==== Data listing ====

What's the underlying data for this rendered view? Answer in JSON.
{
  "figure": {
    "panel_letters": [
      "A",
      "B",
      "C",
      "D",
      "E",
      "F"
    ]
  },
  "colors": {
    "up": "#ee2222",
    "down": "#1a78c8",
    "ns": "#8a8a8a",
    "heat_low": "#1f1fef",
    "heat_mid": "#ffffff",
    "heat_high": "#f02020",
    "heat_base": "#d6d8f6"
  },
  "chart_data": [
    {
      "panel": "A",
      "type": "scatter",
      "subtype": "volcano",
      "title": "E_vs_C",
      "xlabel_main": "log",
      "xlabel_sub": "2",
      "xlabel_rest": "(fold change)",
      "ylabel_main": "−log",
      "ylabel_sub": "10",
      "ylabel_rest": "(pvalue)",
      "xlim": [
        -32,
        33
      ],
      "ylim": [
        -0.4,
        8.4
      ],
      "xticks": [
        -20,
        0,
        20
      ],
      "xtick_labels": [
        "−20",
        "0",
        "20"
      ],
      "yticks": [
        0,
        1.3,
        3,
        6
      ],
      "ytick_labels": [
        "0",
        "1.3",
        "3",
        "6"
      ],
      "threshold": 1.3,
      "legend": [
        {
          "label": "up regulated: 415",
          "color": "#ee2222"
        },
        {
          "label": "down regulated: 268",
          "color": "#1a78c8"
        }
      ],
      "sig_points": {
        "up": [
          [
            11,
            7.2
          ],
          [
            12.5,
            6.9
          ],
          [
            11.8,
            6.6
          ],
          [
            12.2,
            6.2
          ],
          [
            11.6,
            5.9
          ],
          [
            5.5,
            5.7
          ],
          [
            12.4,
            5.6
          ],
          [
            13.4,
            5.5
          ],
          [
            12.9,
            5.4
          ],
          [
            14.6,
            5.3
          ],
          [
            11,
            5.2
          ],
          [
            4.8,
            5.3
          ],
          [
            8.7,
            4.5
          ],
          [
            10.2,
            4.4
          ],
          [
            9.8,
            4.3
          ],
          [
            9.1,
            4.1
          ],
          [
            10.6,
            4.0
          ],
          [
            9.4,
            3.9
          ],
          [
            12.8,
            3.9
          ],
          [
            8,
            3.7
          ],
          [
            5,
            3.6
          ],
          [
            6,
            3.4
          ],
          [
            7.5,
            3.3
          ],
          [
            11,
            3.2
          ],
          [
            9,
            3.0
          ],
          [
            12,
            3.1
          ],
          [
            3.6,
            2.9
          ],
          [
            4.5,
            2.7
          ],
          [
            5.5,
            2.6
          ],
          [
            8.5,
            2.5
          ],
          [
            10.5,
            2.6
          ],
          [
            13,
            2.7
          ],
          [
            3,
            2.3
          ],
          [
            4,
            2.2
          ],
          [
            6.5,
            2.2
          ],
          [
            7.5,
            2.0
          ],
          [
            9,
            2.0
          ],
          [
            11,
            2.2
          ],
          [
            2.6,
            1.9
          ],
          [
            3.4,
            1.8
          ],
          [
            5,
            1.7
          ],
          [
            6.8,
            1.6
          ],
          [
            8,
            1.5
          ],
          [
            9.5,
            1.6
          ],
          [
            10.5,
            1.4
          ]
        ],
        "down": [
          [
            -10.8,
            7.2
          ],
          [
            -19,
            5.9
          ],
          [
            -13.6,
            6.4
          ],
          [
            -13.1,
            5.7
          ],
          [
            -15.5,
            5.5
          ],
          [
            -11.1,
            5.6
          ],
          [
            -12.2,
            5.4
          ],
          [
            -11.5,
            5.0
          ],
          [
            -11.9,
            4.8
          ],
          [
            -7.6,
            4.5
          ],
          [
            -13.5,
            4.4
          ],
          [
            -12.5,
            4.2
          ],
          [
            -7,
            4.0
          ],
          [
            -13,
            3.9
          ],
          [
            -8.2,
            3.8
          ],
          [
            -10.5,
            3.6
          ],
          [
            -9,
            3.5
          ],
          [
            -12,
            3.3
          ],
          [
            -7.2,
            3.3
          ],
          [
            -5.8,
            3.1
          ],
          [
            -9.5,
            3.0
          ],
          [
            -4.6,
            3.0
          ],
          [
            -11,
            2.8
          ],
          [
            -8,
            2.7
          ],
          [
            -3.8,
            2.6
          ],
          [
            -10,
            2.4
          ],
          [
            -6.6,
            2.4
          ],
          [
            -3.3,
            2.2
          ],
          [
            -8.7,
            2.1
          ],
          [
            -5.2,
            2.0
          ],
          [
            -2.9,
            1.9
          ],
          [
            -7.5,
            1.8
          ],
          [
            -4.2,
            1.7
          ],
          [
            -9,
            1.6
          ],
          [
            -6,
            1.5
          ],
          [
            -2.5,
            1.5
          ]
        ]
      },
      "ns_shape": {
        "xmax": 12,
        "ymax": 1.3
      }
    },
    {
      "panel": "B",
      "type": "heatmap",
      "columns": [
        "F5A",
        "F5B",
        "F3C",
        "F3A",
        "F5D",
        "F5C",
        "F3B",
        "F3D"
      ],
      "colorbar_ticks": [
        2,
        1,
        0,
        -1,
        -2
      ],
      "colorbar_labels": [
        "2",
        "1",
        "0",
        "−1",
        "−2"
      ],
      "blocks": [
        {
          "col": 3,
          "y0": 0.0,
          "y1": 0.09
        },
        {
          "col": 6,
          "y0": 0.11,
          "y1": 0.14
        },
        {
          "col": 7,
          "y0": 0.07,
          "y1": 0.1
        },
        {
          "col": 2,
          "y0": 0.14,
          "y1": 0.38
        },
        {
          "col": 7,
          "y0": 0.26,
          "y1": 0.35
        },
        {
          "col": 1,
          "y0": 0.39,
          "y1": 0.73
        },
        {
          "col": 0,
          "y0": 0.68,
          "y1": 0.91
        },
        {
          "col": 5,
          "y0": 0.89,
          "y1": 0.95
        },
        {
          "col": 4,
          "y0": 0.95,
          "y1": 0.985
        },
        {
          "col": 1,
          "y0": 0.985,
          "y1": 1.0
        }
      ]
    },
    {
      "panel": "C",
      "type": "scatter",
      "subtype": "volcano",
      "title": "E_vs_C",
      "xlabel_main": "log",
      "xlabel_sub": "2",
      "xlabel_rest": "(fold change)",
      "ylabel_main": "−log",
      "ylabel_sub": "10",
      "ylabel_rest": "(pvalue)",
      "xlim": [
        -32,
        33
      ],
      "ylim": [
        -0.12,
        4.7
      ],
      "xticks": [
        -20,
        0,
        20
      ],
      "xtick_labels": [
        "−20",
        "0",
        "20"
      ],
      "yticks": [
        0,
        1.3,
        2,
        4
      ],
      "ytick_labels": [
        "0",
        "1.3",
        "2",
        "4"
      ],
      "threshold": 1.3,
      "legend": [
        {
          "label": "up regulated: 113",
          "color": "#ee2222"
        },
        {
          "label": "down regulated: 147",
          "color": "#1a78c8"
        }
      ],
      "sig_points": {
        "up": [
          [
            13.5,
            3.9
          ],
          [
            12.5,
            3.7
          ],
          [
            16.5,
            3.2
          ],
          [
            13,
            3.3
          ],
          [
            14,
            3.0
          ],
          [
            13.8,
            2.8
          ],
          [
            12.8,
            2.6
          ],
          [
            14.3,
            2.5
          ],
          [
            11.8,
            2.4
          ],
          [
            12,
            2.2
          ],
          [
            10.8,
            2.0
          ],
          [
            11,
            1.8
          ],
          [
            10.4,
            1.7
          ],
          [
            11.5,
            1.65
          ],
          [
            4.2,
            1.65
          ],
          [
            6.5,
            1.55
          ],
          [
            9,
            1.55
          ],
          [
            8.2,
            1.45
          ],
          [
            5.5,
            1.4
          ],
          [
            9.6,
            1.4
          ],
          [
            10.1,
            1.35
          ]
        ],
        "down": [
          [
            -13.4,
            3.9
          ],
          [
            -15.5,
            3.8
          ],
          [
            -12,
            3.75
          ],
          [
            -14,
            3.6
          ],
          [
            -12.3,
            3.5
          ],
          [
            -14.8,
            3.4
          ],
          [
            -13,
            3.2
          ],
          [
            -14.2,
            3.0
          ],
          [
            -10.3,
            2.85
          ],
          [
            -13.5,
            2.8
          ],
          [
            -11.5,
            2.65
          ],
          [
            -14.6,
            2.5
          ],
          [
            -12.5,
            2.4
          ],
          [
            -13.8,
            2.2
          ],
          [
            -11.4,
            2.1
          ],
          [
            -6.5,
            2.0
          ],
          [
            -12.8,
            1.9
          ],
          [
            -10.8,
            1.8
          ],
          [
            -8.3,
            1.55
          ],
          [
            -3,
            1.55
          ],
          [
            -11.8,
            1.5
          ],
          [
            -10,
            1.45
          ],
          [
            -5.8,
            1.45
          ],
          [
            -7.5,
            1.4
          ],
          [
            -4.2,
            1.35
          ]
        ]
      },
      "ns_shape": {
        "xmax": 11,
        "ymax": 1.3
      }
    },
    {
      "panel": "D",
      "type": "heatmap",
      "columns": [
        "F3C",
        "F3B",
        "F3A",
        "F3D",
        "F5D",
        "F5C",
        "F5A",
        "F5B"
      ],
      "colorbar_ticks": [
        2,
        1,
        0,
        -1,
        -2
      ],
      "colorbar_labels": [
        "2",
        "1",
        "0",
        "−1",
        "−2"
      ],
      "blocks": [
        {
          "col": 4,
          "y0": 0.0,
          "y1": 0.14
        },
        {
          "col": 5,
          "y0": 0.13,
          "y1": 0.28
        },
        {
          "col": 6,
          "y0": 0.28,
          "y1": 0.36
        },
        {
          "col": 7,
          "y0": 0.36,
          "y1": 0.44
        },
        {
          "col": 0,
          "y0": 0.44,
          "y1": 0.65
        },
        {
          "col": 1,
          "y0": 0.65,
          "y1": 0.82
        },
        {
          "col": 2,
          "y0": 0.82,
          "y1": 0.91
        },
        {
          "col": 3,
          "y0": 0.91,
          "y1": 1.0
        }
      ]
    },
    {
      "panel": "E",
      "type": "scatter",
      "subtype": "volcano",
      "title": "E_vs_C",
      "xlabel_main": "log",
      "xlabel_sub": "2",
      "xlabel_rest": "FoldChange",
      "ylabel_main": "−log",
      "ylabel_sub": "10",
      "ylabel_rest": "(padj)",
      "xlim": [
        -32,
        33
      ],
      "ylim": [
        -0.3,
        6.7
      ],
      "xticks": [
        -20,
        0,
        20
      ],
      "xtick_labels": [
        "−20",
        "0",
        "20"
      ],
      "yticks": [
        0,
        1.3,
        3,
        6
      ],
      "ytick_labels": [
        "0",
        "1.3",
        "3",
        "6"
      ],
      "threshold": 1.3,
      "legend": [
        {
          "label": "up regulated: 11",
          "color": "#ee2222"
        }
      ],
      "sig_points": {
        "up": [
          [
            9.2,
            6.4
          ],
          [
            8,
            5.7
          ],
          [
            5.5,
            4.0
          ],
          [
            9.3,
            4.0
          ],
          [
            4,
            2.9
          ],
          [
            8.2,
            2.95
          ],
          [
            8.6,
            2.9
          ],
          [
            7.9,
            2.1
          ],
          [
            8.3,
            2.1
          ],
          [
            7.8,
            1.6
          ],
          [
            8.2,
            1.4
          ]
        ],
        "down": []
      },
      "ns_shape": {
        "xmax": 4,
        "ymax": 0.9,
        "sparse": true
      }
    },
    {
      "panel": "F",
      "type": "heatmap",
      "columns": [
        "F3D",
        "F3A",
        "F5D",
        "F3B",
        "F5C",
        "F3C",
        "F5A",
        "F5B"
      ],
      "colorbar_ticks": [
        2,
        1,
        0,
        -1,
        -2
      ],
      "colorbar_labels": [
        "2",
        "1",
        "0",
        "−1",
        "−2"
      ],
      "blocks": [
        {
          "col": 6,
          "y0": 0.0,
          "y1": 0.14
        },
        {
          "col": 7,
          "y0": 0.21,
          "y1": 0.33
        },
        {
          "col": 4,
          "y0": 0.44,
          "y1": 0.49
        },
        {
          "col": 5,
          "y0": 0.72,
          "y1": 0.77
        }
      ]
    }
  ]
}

====

** Problem requirements **
Gather from the data above every line with the string "down".

** Full response **
    "down": "#1a78c8",
          "label": "down regulated: 268",
        "down": [
          "label": "down regulated: 147",
        "down": [
        "down": []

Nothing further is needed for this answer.